(Data for this exercise begins)

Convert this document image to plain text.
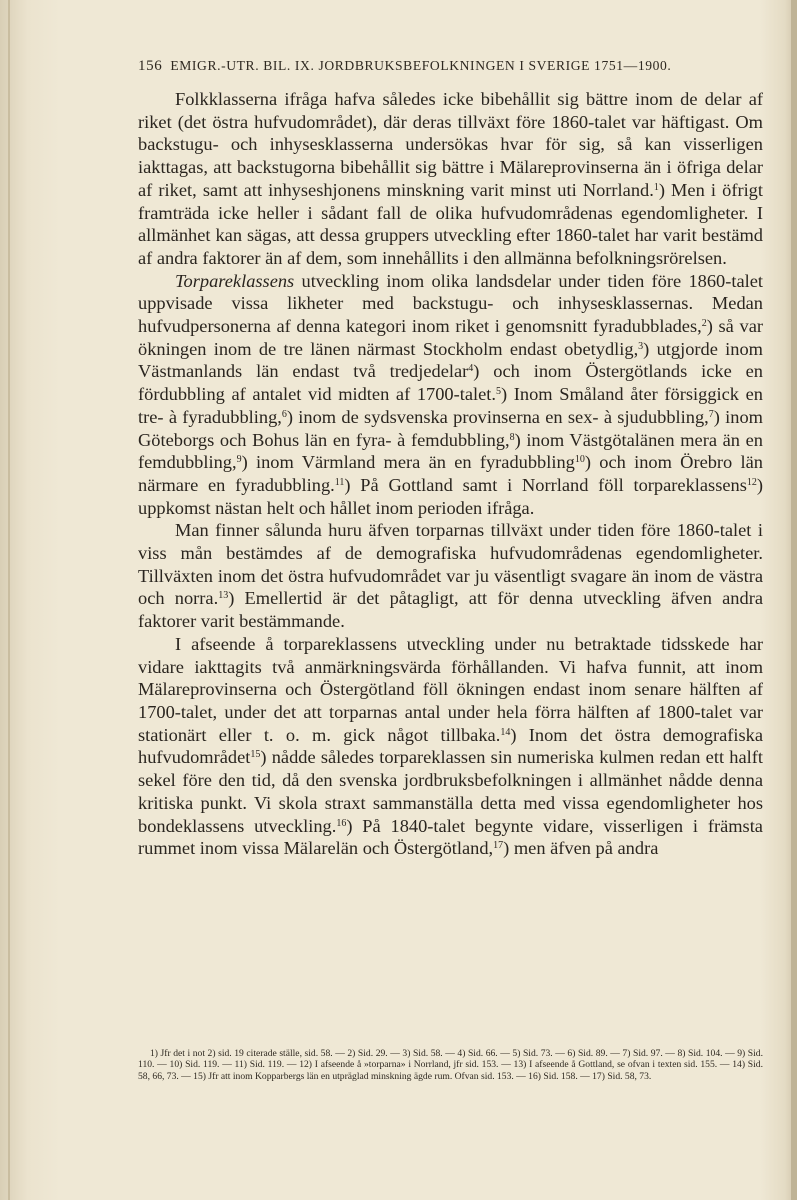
156 EMIGR.-UTR. BIL. IX. JORDBRUKSBEFOLKNINGEN I SVERIGE 1751—1900.

Folkklasserna ifråga hafva således icke bibehållit sig bättre inom de delar af riket (det östra hufvudområdet), där deras tillväxt före 1860-talet var häftigast. Om backstugu- och inhysesklasserna undersökas hvar för sig, så kan visserligen iakttagas, att backstugorna bibehållit sig bättre i Mälareprovinserna än i öfriga delar af riket, samt att inhyseshjonens minskning varit minst uti Norrland.$^1$) Men i öfrigt framträda icke heller i sådant fall de olika hufvudområdenas egendomligheter. I allmänhet kan sägas, att dessa gruppers utveckling efter 1860-talet har varit bestämd af andra faktorer än af dem, som innehållits i den allmänna befolkningsrörelsen.

Torpareklassens utveckling inom olika landsdelar under tiden före 1860-talet uppvisade vissa likheter med backstugu- och inhysesklassernas. Medan hufvudpersonerna af denna kategori inom riket i genomsnitt fyradubblades,$^2$) så var ökningen inom de tre länen närmast Stockholm endast obetydlig,$^3$) utgjorde inom Västmanlands län endast två tredjedelar$^4$) och inom Östergötlands icke en fördubbling af antalet vid midten af 1700-talet.$^5$) Inom Småland åter försiggick en tre- à fyradubbling,$^6$) inom de sydsvenska provinserna en sex- à sjudubbling,$^7$) inom Göteborgs och Bohus län en fyra- à femdubbling,$^8$) inom Västgötalänen mera än en femdubbling,$^9$) inom Värmland mera än en fyradubbling$^{10}$) och inom Örebro län närmare en fyradubbling.$^{11}$) På Gottland samt i Norrland föll torpareklassens$^{12}$) uppkomst nästan helt och hållet inom perioden ifråga.

Man finner sålunda huru äfven torparnas tillväxt under tiden före 1860-talet i viss mån bestämdes af de demografiska hufvudområdenas egendomligheter. Tillväxten inom det östra hufvudområdet var ju väsentligt svagare än inom de västra och norra.$^{13}$) Emellertid är det påtagligt, att för denna utveckling äfven andra faktorer varit bestämmande.

I afseende å torpareklassens utveckling under nu betraktade tidsskede har vidare iakttagits två anmärkningsvärda förhållanden. Vi hafva funnit, att inom Mälareprovinserna och Östergötland föll ökningen endast inom senare hälften af 1700-talet, under det att torparnas antal under hela förra hälften af 1800-talet var stationärt eller t. o. m. gick något tillbaka.$^{14}$) Inom det östra demografiska hufvudområdet$^{15}$) nådde således torpareklassen sin numeriska kulmen redan ett halft sekel före den tid, då den svenska jordbruksbefolkningen i allmänhet nådde denna kritiska punkt. Vi skola straxt sammanställa detta med vissa egendomligheter hos bondeklassens utveckling.$^{16}$) På 1840-talet begynte vidare, visserligen i främsta rummet inom vissa Mälarelän och Östergötland,$^{17}$) men äfven på andra

1) Jfr det i not 2) sid. 19 citerade ställe, sid. 58. — 2) Sid. 29. — 3) Sid. 58. — 4) Sid. 66. — 5) Sid. 73. — 6) Sid. 89. — 7) Sid. 97. — 8) Sid. 104. — 9) Sid. 110. — 10) Sid. 119. — 11) Sid. 119. — 12) I afseende å »torparna» i Norrland, jfr sid. 153. — 13) I afseende å Gottland, se ofvan i texten sid. 155. — 14) Sid. 58, 66, 73. — 15) Jfr att inom Kopparbergs län en utpräglad minskning ägde rum. Ofvan sid. 153. — 16) Sid. 158. — 17) Sid. 58, 73.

(Data for this exercise ends)

Required work: The reply should repeat the data in full, exactly as given, and contain no pictures.

Expected output:
Convert this document image to plain text.
156 EMIGR.-UTR. BIL. IX. JORDBRUKSBEFOLKNINGEN I SVERIGE 1751—1900.

Folkklasserna ifråga hafva således icke bibehållit sig bättre inom de delar af riket (det östra hufvudområdet), där deras tillväxt före 1860-talet var häftigast. Om backstugu- och inhysesklasserna undersökas hvar för sig, så kan visserligen iakttagas, att backstugorna bibehållit sig bättre i Mälareprovinserna än i öfriga delar af riket, samt att inhyseshjonens minskning varit minst uti Norrland.$^1$) Men i öfrigt framträda icke heller i sådant fall de olika hufvudområdenas egendomligheter. I allmänhet kan sägas, att dessa gruppers utveckling efter 1860-talet har varit bestämd af andra faktorer än af dem, som innehållits i den allmänna befolkningsrörelsen.

Torpareklassens utveckling inom olika landsdelar under tiden före 1860-talet uppvisade vissa likheter med backstugu- och inhysesklassernas. Medan hufvudpersonerna af denna kategori inom riket i genomsnitt fyradubblades,$^2$) så var ökningen inom de tre länen närmast Stockholm endast obetydlig,$^3$) utgjorde inom Västmanlands län endast två tredjedelar$^4$) och inom Östergötlands icke en fördubbling af antalet vid midten af 1700-talet.$^5$) Inom Småland åter försiggick en tre- à fyradubbling,$^6$) inom de sydsvenska provinserna en sex- à sjudubbling,$^7$) inom Göteborgs och Bohus län en fyra- à femdubbling,$^8$) inom Västgötalänen mera än en femdubbling,$^9$) inom Värmland mera än en fyradubbling$^{10}$) och inom Örebro län närmare en fyradubbling.$^{11}$) På Gottland samt i Norrland föll torpareklassens$^{12}$) uppkomst nästan helt och hållet inom perioden ifråga.

Man finner sålunda huru äfven torparnas tillväxt under tiden före 1860-talet i viss mån bestämdes af de demografiska hufvudområdenas egendomligheter. Tillväxten inom det östra hufvudområdet var ju väsentligt svagare än inom de västra och norra.$^{13}$) Emellertid är det påtagligt, att för denna utveckling äfven andra faktorer varit bestämmande.

I afseende å torpareklassens utveckling under nu betraktade tidsskede har vidare iakttagits två anmärkningsvärda förhållanden. Vi hafva funnit, att inom Mälareprovinserna och Östergötland föll ökningen endast inom senare hälften af 1700-talet, under det att torparnas antal under hela förra hälften af 1800-talet var stationärt eller t. o. m. gick något tillbaka.$^{14}$) Inom det östra demografiska hufvudområdet$^{15}$) nådde således torpareklassen sin numeriska kulmen redan ett halft sekel före den tid, då den svenska jordbruksbefolkningen i allmänhet nådde denna kritiska punkt. Vi skola straxt sammanställa detta med vissa egendomligheter hos bondeklassens utveckling.$^{16}$) På 1840-talet begynte vidare, visserligen i främsta rummet inom vissa Mälarelän och Östergötland,$^{17}$) men äfven på andra

1) Jfr det i not 2) sid. 19 citerade ställe, sid. 58. — 2) Sid. 29. — 3) Sid. 58. — 4) Sid. 66. — 5) Sid. 73. — 6) Sid. 89. — 7) Sid. 97. — 8) Sid. 104. — 9) Sid. 110. — 10) Sid. 119. — 11) Sid. 119. — 12) I afseende å »torparna» i Norrland, jfr sid. 153. — 13) I afseende å Gottland, se ofvan i texten sid. 155. — 14) Sid. 58, 66, 73. — 15) Jfr att inom Kopparbergs län en utpräglad minskning ägde rum. Ofvan sid. 153. — 16) Sid. 158. — 17) Sid. 58, 73.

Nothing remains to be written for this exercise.